→ **Goal**
Retype the records below exactly as they appear, but leave out any pictures.

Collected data
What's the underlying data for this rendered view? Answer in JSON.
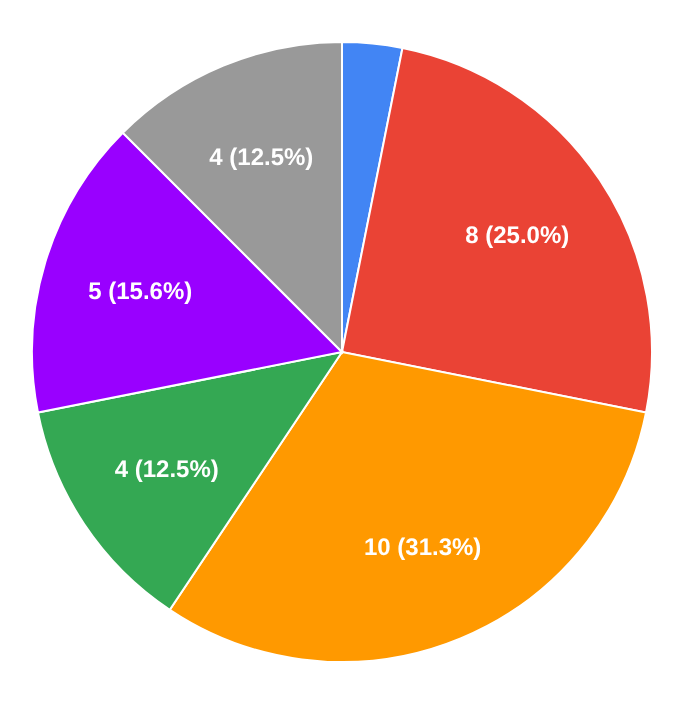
{
  "chart_data": {
    "type": "pie",
    "categories": [
      null,
      null,
      null,
      null,
      null,
      null
    ],
    "values": [
      1,
      8,
      10,
      4,
      5,
      4
    ],
    "colors": [
      "#4285f4",
      "#ea4335",
      "#ff9900",
      "#34a853",
      "#9900ff",
      "#999999"
    ],
    "value_labels": [
      null,
      "8 (25.0%)",
      "10 (31.3%)",
      "4 (12.5%)",
      "5 (15.6%)",
      "4 (12.5%)"
    ]
  }
}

→ **Finished exercise**
What's the underlying data for this rendered view? Answer in JSON.
{
  "chart_data": {
    "type": "pie",
    "categories": [
      null,
      null,
      null,
      null,
      null,
      null
    ],
    "values": [
      1,
      8,
      10,
      4,
      5,
      4
    ],
    "colors": [
      "#4285f4",
      "#ea4335",
      "#ff9900",
      "#34a853",
      "#9900ff",
      "#999999"
    ],
    "value_labels": [
      null,
      "8 (25.0%)",
      "10 (31.3%)",
      "4 (12.5%)",
      "5 (15.6%)",
      "4 (12.5%)"
    ]
  }
}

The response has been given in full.